Несмотря на разницу сюжетов и характеров, образы Хотспера и Лаэрта объединяет то, что их обоих можно назвать примерами «праведности на службе у порока»: каждого из них другая сила, одаренная не присущими им коварством и злой ловкостью, может использовать для своих целей и погубить. Притом использовать с их согласия и при их большой готовности. Лаэрта использует Клавдий, а Хотспера — его дядя Вустер, архитектор всего неудавшегося заговора. Тот же Вустер, скрыв мирные предложения короля, сделал неизбежными битву и гибель Хотспера. А вот их противники, Гамлет и принц Гарри, оба достаточно самостоятельно мыслящие и рассудительные, так что никого из них «использовать» нельзя. Они могут служить лишь судьбе и не будут проводить чужую волю, кроме Божией.
Зато Гарри Уэльский и Гарри Хотспер, хотя у них и сходные воззрения на смысл жизни, сходятся в бою вполне логично. Каждый из них хочет для себя наибольшей чести — значит, из двоих должен остаться один. А поединок Лаэрта и Гамлета — тот самый случай, когда брат убивает брата.
Хорошо известно, что предлагались такие интерпретации «Гамлета», в которых принца, настаивавшего «Играть на мне нельзя!», использовал и в конечном счете губил его единственный друг Горацио. Книжник и стоик, которому Гамлет рассказал все об обстоятельствах смерти отца и, отходя в мир иной, доверил отстоять перед миром свое доброе имя. Бедняга Гамлет, его история в таком прочтении еще трагичнее, чем он сам думал! Но так она не только трагична, а еще и страшно унизительна для него: этот вариант отказывает принцу в проницательности и умении разбираться в людях, делая его еще слабее, чем он, пораженный горем, сам себе казался.
Да, а ведь у принца Гарри в хронике «Генрих IV» тоже есть друг — не друг, а наперсник — Нед Пойнс. Всегдашний спутник принца, главный изобретатель для потехи Его Высочества способов, как бы еще подтрунить над сэром Толстым Джеком неисправимым Фальстафом. Принц явно отличает Пойнса больше, чем Джека, доверчиво убежденного, что именно он, Фальстаф, — главный и незаменимый принцев фаворит. Если Горацио персона многозначительная и, как утверждают, загадочная, то с Пойнсом дело просто. Хитрый парень, прощелыга, умеющий угодить, поставщик развлечений. Младший сын в семье и должен уметь вертеться. Конечно, и Горацио, и Пойнс нужны, чтобы главный герой проявлял себя в беседе с ними. Но Гамлет приближает Горацио, потому что видит в нем друга. А принц Гарри бывает иногда откровенен с Пойнсом, наверное, больше всего потому, что отлично сознает Пойнсову незначительность.

Данные для понимания документов
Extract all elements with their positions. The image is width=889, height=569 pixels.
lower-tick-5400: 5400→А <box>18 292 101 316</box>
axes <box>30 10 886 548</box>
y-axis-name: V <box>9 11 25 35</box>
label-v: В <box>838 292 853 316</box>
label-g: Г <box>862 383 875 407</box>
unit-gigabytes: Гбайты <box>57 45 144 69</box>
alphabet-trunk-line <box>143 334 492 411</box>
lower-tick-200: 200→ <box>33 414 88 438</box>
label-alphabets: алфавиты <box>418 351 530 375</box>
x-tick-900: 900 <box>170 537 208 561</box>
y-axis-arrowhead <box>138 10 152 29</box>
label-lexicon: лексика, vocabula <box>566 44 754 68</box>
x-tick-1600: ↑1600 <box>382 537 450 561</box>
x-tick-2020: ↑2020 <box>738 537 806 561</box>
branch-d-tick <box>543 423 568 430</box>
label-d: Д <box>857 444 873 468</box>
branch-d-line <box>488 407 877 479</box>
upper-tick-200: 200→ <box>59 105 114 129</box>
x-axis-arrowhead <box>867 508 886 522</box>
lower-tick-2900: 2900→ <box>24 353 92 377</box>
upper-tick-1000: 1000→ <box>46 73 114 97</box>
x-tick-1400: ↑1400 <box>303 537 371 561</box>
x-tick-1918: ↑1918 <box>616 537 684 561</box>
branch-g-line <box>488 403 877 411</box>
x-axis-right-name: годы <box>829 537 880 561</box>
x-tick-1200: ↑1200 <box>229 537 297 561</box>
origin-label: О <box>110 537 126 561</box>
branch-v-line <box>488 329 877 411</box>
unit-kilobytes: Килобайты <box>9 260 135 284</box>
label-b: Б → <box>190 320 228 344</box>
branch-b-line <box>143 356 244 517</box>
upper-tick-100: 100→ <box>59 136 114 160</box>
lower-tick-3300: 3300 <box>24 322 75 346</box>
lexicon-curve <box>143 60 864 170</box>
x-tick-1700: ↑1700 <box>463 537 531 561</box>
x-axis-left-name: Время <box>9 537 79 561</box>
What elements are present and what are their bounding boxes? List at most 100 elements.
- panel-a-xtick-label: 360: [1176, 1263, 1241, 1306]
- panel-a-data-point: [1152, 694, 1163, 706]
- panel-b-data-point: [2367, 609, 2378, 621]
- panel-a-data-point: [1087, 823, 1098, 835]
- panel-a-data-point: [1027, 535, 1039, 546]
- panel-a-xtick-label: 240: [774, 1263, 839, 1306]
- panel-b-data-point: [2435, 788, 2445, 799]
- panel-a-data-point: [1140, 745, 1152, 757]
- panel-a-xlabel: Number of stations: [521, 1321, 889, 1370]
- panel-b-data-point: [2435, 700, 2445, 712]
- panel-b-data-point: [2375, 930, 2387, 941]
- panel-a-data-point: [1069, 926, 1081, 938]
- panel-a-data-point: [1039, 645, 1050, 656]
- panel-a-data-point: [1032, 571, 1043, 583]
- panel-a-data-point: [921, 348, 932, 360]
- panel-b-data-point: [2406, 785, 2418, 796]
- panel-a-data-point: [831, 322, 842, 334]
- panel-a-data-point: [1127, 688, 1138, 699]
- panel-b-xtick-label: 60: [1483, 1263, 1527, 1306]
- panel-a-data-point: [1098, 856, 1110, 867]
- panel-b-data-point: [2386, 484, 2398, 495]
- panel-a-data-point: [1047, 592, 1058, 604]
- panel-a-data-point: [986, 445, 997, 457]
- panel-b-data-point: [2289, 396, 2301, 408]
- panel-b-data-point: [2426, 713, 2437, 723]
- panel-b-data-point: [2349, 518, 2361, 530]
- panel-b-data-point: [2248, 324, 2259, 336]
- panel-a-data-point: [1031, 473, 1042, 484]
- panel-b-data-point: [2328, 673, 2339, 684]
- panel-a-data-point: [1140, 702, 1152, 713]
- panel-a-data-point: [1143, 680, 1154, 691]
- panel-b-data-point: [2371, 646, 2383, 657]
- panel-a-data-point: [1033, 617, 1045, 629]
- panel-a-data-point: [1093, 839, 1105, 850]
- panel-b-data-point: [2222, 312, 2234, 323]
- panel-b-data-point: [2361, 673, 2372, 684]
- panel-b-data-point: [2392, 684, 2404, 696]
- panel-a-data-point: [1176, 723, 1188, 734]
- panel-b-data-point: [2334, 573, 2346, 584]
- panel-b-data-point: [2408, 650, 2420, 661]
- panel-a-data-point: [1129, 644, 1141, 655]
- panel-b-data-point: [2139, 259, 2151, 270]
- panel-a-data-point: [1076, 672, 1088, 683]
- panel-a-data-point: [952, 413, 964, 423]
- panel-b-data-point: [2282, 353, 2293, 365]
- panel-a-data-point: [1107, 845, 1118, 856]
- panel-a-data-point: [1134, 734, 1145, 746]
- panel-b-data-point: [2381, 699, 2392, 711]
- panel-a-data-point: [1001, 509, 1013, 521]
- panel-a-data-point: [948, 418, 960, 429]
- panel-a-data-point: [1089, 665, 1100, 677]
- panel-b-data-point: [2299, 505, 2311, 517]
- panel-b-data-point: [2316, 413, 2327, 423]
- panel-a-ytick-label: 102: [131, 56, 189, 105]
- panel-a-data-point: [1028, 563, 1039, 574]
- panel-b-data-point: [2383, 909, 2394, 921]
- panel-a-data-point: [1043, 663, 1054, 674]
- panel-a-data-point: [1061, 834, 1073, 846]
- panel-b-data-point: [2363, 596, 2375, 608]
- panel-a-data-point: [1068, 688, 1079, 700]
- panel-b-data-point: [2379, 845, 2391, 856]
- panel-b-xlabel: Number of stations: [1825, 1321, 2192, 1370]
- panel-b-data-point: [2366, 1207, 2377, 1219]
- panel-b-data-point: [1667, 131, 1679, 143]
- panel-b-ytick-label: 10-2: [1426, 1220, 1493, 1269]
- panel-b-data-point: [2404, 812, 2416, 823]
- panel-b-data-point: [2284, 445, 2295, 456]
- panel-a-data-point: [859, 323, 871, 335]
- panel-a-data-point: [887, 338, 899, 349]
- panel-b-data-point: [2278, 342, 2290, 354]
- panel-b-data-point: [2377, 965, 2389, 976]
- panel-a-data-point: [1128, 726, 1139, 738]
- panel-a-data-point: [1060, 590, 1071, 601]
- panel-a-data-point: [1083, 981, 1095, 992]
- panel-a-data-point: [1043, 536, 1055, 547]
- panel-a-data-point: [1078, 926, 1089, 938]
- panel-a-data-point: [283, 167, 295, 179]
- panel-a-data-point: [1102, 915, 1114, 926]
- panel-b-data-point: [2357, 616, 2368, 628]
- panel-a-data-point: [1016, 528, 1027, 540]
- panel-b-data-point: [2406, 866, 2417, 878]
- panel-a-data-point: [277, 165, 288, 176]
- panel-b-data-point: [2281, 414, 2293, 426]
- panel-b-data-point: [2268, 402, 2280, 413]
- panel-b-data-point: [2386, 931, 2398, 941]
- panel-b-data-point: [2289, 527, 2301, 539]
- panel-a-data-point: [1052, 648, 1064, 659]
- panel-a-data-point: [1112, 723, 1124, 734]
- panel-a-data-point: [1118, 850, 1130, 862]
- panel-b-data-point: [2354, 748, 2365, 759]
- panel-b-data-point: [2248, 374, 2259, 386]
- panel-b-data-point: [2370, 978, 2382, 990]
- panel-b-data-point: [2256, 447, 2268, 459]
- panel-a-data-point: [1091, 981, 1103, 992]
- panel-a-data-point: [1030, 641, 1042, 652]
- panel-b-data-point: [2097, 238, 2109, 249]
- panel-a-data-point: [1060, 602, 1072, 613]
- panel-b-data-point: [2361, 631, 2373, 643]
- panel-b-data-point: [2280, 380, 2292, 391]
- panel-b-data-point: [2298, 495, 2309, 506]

• Задания:
1) Выпишите дословно фрагмент отрывка о шекспировских героях, начиная со слов «Да, а ведь у» и заканчивая словами «сознает Пойнсову незначительность.».
2) Продолжите отрывок о шекспировских героях, начав сразу после его последнего предложения.
Записи для работы не понадобятся.

• Ответы:
1)
Да, а ведь у принца Гарри в хронике «Генрих IV» тоже есть друг — не друг, а наперсник — Нед Пойнс. Всегдашний спутник принца, главный изобретатель для потехи Его Высочества способов, как бы еще подтрунить над сэром Толстым Джеком неисправимым Фальстафом. Принц явно отличает Пойнса больше, чем Джека, доверчиво убежденного, что именно он, Фальстаф, — главный и незаменимый принцев фаворит. Если Горацио персона многозначительная и, как утверждают, загадочная, то с Пойнсом дело просто. Хитрый парень, прощелыга, умеющий угодить, поставщик развлечений. Младший сын в семье и должен уметь вертеться. Конечно, и Горацио, и Пойнс нужны, чтобы главный герой проявлял себя в беседе с ними. Но Гамлет приближает Горацио, потому что видит в нем друга. А принц Гарри бывает иногда откровенен с Пойнсом, наверное, больше всего потому, что отлично сознает Пойнсову незначительность.

2)
А куда девался Пойнс в финале хроники? После сцены в трактире, когда Фальстаф наслаждался обществом Долли Тершит, а принц и Пойнс нарядились слугами, он упоминается накануне кончины отца-короля и больше не появляется. Его нет рядом с отверженными Фальстафом и компанией в финальной сцене. Ну да скорее всего Пойнсу разрыв с его царственным благодетелем не причинил страданий. Верно, этот хитрец благополучно смылся, прихватив свой кошель золотых в награду за прошлые услуги.
Примечания
1. «Представления о чести носили специфический характер: честь — не столько внутреннее сознание собственного достоинства, отличающее его от других, сколько слава, которой пользуется человек среди окружающих».
А.Я. Гуревич «Категории средневековой культуры». / Гуревич А.Я. — М.: «Искусство», 1972. — С. 184.
2.
«Ответил, что пойдет в публичный дом,
Перчатку вырвет у продажной твари,
И, этим знаком милости украсясь,
Сильнейшего он выбьет из седла».(«Ричард II», акт 5, сцена 3, пер. А. Курошевой).
3. Нельзя сказать, чтобы эта черта Гамлета вообще игнорировалась комментаторами. Например, весь анализ пьесы в «Путеводителе по Шекспиру» Айзека Азимова построен на том, что Гамлет хочет не только отомстить, но и стать королем. Этот подход рационален, но анализ, проведенный на его основе, не может вполне вместить в себя многие важные речи Гамлета, как «разумные», так и «безумные».